Search the material for the word "cathédrale" and report each line where it turns up.
▶
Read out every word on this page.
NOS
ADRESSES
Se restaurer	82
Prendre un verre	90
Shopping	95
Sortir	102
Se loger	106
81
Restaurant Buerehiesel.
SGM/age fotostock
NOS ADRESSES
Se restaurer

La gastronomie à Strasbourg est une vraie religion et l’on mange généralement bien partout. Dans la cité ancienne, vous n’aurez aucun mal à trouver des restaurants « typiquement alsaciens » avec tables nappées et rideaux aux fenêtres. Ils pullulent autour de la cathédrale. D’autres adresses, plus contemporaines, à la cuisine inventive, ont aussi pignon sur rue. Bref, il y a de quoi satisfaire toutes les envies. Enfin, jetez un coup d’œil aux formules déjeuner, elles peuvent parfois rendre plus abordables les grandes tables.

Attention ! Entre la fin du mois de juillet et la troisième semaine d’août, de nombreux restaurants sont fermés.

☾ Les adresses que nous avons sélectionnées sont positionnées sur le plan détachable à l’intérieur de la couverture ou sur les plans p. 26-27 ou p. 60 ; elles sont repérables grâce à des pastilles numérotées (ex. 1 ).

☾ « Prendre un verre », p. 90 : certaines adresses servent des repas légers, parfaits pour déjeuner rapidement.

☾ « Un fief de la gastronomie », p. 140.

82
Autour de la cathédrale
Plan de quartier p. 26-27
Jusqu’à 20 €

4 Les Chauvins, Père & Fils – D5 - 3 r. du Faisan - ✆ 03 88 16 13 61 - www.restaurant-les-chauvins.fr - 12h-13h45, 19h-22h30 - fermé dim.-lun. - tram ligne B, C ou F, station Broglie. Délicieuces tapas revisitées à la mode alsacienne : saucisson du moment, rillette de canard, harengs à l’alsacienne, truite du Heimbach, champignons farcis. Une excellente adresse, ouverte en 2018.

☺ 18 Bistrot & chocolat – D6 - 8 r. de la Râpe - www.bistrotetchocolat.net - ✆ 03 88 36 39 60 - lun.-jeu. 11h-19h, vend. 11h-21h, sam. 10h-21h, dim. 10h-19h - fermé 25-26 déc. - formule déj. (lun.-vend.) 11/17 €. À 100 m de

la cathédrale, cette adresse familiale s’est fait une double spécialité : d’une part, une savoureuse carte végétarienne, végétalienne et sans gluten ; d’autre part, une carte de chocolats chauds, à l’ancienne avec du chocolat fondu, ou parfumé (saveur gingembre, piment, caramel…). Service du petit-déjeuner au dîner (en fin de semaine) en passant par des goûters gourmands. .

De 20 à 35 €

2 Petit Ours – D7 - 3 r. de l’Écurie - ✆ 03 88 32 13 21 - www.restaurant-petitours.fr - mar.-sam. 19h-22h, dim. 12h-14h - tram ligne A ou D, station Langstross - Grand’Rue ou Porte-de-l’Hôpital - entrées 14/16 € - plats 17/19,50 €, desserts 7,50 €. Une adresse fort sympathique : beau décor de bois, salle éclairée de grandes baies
◀
Reply to the exercise:
La gastronomie à Strasbourg est une vraie religion et l’on mange généralement bien partout. Dans la cité ancienne, vous n’aurez aucun mal à trouver des restaurants « typiquement alsaciens » avec tables nappées et rideaux aux fenêtres. Ils pullulent autour de la cathédrale. D’autres adresses, plus contemporaines, à la cuisine inventive, ont aussi pignon sur rue. Bref, il y a de quoi satisfaire toutes les envies. Enfin, jetez un coup d’œil aux formules déjeuner, elles peuvent parfois rendre plus abordables les grandes tables.
Autour de la cathédrale
la cathédrale, cette adresse familiale s’est fait une double spécialité : d’une part, une savoureuse carte végétarienne, végétalienne et sans gluten ; d’autre part, une carte de chocolats chauds, à l’ancienne avec du chocolat fondu, ou parfumé (saveur gingembre, piment, caramel…). Service du petit-déjeuner au dîner (en fin de semaine) en passant par des goûters gourmands. .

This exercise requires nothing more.